**Aim of the exercise**
Copy every line that holds "data".

━━━━━━━━━━━━━━━━━━━━

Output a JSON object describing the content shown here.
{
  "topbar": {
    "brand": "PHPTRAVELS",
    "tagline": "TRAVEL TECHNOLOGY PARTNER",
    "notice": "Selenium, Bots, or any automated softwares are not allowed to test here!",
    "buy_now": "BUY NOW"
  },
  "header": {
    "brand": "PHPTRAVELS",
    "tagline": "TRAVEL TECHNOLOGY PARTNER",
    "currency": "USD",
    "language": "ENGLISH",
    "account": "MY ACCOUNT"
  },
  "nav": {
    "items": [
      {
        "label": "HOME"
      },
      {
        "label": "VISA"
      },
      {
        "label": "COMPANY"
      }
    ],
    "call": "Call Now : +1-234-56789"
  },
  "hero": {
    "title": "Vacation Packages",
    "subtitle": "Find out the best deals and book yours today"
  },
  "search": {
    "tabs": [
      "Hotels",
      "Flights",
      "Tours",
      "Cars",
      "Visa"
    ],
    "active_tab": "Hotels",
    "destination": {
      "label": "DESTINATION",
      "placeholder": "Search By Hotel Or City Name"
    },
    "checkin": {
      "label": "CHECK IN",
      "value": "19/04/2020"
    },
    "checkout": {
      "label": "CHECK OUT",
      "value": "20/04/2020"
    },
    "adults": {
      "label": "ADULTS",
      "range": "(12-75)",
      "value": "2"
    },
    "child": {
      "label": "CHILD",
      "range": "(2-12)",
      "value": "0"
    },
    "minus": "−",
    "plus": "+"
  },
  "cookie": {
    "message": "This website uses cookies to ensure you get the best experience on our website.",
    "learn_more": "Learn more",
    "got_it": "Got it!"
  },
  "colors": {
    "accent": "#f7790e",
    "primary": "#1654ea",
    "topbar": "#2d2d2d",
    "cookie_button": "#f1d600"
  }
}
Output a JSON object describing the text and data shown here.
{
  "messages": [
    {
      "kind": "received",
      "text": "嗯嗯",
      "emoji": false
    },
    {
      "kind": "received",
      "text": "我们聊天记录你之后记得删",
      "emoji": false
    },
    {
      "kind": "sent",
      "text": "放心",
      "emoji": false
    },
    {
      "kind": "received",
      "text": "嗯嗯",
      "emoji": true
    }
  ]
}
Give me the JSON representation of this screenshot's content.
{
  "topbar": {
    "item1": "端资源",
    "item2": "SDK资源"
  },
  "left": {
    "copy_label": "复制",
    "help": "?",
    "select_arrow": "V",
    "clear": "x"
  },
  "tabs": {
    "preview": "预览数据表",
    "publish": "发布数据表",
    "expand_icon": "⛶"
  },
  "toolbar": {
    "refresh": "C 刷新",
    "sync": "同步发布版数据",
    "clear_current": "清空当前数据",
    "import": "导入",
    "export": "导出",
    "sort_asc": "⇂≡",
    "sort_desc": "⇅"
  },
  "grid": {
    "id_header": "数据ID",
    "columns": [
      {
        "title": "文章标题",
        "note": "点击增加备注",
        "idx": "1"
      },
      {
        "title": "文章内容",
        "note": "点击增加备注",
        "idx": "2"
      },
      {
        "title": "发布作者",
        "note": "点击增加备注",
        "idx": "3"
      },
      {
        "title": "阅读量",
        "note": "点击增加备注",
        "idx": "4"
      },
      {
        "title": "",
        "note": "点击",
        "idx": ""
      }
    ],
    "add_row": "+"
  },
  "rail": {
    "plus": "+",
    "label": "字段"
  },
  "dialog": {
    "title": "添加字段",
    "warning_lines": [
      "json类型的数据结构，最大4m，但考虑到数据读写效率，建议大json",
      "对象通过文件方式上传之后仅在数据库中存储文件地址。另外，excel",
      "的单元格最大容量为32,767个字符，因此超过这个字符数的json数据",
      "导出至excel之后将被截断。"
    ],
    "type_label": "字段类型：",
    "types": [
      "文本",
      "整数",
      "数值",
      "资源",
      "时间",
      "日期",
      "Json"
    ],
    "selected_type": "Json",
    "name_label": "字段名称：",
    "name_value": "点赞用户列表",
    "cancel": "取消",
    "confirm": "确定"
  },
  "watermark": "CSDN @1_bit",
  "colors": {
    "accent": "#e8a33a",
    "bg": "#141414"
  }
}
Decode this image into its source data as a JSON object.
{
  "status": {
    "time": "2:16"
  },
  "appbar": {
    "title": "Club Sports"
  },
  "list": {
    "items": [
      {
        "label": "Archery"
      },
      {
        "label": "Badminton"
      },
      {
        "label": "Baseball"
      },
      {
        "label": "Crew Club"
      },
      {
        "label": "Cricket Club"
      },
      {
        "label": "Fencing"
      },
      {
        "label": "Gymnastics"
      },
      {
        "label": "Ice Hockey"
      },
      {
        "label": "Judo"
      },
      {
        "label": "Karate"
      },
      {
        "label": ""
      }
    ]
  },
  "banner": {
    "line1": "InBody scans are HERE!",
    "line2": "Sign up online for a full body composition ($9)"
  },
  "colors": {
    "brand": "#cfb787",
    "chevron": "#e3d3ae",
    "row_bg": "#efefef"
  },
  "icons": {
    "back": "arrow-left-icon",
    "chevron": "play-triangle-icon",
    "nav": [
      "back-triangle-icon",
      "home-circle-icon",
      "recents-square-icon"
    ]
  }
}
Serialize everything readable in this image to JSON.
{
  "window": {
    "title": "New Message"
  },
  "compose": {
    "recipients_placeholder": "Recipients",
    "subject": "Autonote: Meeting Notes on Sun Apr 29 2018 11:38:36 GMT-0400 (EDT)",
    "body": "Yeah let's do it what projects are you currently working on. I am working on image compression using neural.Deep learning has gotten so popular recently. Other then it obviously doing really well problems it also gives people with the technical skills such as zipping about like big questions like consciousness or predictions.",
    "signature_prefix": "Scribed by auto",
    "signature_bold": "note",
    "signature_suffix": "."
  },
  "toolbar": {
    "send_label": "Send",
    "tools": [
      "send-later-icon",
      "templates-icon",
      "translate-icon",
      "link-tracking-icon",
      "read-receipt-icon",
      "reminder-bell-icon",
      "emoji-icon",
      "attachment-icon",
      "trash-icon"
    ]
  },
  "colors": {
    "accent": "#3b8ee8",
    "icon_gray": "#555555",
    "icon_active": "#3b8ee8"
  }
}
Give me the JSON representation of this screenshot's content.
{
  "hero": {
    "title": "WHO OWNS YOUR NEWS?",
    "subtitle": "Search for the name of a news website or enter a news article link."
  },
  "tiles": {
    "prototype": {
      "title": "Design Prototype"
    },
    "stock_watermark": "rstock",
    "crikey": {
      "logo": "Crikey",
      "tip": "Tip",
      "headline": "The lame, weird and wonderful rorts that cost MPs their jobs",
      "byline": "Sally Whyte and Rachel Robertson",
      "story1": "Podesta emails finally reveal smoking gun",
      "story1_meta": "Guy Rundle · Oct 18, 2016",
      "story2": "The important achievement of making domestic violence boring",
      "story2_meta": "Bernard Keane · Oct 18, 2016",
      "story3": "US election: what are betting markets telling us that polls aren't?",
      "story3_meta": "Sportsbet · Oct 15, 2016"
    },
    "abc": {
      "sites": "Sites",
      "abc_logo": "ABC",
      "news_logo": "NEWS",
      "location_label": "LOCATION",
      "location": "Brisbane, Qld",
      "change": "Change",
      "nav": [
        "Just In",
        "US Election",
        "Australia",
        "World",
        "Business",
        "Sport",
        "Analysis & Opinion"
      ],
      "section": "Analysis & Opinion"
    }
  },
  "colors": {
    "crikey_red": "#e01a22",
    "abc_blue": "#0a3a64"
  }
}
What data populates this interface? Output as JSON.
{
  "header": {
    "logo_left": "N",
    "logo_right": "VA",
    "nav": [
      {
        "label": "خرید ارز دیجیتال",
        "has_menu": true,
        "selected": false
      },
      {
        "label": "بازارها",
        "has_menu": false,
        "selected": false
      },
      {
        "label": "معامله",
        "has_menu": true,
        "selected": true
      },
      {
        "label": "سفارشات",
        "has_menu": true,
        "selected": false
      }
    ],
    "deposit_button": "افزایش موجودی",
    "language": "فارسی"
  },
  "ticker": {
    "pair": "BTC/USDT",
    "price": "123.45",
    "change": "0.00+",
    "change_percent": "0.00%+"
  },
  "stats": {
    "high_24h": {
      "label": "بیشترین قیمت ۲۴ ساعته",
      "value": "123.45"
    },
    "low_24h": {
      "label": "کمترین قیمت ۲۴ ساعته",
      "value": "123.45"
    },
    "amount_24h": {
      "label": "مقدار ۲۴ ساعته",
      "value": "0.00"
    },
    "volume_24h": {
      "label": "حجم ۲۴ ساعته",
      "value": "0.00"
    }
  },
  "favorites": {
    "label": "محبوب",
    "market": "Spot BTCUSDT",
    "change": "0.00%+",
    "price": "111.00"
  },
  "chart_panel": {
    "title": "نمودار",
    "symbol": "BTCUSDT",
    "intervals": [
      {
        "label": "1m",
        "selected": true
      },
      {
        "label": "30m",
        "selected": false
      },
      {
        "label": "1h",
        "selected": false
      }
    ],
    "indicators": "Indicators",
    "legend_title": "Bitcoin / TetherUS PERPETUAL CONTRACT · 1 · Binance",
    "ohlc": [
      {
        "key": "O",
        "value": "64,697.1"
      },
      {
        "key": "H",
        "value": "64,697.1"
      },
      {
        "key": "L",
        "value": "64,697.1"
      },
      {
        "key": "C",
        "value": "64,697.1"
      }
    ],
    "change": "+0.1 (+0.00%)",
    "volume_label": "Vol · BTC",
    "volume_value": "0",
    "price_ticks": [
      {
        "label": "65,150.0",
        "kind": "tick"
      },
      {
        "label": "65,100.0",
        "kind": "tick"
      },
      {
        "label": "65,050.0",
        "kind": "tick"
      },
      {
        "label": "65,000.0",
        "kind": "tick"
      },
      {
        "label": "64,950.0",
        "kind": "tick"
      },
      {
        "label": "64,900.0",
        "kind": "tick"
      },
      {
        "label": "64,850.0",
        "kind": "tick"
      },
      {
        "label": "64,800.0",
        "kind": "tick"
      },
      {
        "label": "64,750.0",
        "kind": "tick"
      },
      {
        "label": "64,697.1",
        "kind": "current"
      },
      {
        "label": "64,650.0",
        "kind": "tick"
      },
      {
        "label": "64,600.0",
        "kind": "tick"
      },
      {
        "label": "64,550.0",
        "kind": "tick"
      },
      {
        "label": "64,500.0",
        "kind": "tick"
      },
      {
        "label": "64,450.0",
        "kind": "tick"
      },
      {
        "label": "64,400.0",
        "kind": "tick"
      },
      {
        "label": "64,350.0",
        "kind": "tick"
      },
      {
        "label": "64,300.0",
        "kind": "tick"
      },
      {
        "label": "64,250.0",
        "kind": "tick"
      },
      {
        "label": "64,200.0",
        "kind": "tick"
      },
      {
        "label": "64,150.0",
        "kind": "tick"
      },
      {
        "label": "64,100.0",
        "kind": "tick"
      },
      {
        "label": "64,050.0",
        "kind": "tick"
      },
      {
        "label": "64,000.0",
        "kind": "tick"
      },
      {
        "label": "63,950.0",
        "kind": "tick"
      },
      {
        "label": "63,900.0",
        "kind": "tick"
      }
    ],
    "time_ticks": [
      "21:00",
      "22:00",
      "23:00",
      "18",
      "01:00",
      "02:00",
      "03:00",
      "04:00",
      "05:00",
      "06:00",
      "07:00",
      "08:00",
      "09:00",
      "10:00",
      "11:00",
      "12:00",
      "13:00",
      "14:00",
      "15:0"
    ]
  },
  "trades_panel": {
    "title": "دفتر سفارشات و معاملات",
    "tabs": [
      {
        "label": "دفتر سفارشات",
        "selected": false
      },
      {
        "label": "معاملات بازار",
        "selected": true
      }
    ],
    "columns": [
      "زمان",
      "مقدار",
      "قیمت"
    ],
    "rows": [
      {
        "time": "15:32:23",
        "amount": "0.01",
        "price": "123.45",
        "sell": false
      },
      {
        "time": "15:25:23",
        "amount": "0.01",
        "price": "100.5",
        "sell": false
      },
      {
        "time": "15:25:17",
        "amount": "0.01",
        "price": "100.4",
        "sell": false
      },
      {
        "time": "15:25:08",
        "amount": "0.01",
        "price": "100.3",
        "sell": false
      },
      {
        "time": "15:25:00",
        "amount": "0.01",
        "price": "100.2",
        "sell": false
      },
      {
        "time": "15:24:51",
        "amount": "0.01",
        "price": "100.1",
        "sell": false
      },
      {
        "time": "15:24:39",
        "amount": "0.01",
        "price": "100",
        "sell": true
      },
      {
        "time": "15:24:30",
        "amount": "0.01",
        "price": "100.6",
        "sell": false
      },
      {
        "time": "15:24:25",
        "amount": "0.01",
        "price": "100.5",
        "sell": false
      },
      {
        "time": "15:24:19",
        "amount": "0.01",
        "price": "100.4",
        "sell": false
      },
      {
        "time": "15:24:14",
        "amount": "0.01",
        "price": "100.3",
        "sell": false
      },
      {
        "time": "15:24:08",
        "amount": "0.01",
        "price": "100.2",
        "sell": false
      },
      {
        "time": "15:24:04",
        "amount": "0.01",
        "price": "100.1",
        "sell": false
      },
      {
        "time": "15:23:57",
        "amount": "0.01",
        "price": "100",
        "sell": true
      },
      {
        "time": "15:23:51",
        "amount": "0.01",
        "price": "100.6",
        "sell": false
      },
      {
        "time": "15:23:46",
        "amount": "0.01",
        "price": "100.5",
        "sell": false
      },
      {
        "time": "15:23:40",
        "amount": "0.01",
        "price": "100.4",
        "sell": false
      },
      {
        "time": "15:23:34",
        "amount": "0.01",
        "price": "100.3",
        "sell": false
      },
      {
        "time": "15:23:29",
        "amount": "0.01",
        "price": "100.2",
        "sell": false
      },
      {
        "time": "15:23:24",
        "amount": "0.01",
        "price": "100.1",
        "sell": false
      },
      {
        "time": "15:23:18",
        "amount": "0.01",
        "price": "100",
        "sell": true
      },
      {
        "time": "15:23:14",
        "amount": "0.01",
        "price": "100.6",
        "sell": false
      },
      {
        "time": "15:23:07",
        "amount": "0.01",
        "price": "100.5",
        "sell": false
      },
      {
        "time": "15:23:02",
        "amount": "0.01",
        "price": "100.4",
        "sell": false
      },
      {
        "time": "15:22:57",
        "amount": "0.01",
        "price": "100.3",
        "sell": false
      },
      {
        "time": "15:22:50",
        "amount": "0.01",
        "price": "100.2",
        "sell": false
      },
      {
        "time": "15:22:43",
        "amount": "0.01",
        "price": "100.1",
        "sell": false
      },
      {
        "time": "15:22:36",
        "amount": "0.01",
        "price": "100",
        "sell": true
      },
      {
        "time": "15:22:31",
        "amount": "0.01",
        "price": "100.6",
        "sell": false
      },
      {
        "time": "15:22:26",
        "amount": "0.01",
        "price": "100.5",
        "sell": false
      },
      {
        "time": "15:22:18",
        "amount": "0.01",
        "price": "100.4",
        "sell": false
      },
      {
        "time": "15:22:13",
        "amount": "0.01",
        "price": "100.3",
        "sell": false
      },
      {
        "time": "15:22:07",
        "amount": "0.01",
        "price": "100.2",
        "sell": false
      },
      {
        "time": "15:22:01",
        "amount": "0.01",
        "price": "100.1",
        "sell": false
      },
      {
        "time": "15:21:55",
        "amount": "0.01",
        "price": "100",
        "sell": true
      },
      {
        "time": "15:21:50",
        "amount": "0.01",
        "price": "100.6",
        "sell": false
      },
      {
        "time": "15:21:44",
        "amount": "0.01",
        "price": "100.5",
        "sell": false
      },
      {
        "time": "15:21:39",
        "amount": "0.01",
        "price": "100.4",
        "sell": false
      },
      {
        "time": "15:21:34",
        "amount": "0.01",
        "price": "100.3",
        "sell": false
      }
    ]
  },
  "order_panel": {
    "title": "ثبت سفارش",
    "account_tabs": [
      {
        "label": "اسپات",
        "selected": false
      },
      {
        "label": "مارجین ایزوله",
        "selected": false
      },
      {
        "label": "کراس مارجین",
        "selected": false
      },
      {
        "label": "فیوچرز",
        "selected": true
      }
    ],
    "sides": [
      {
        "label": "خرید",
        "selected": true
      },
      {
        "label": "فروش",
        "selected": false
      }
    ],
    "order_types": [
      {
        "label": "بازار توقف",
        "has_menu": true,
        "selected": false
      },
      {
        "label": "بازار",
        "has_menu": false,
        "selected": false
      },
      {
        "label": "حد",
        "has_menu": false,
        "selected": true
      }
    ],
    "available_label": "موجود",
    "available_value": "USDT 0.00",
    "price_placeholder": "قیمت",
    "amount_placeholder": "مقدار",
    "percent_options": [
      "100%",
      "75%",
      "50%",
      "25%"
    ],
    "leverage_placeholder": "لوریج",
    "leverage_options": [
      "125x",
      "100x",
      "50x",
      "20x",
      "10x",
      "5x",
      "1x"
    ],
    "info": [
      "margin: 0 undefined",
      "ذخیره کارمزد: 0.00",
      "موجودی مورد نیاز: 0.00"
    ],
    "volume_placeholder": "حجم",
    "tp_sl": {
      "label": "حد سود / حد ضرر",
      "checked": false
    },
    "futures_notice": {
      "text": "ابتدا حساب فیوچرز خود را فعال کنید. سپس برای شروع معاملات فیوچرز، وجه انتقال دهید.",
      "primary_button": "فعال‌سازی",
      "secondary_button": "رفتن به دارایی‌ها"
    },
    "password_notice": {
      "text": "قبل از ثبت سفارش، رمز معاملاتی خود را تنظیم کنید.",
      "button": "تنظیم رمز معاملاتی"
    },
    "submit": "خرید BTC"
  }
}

━━━━━━━━━━━━━━━━━━━━

**Output**
Output a JSON object describing the text and data shown here.
Decode this image into its source data as a JSON object.
What data populates this interface? Output as JSON.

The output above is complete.